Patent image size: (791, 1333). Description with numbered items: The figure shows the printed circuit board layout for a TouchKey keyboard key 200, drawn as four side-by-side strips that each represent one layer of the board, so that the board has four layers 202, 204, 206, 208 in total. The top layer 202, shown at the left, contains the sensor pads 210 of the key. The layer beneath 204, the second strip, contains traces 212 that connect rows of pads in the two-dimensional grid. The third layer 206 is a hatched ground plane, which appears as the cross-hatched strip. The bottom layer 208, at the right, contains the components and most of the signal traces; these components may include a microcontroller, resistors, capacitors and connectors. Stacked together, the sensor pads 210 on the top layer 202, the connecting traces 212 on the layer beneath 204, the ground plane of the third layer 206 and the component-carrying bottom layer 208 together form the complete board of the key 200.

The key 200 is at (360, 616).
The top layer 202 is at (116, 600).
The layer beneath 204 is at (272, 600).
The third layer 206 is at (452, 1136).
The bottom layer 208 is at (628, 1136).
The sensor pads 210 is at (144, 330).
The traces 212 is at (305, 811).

*Aim*
Rewrite the rows above with "strips" replaced by "panels", leaving everything else unchanged.

*Response below*
Patent image size: (791, 1333). Description with numbered items: The figure shows the printed circuit board layout for a TouchKey keyboard key 200, drawn as four side-by-side panels that each represent one layer of the board, so that the board has four layers 202, 204, 206, 208 in total. The top layer 202, shown at the left, contains the sensor pads 210 of the key. The layer beneath 204, the second strip, contains traces 212 that connect rows of pads in the two-dimensional grid. The third layer 206 is a hatched ground plane, which appears as the cross-hatched strip. The bottom layer 208, at the right, contains the components and most of the signal traces; these components may include a microcontroller, resistors, capacitors and connectors. Stacked together, the sensor pads 210 on the top layer 202, the connecting traces 212 on the layer beneath 204, the ground plane of the third layer 206 and the component-carrying bottom layer 208 together form the complete board of the key 200.

The key 200 is at (360, 616).
The top layer 202 is at (116, 600).
The layer beneath 204 is at (272, 600).
The third layer 206 is at (452, 1136).
The bottom layer 208 is at (628, 1136).
The sensor pads 210 is at (144, 330).
The traces 212 is at (305, 811).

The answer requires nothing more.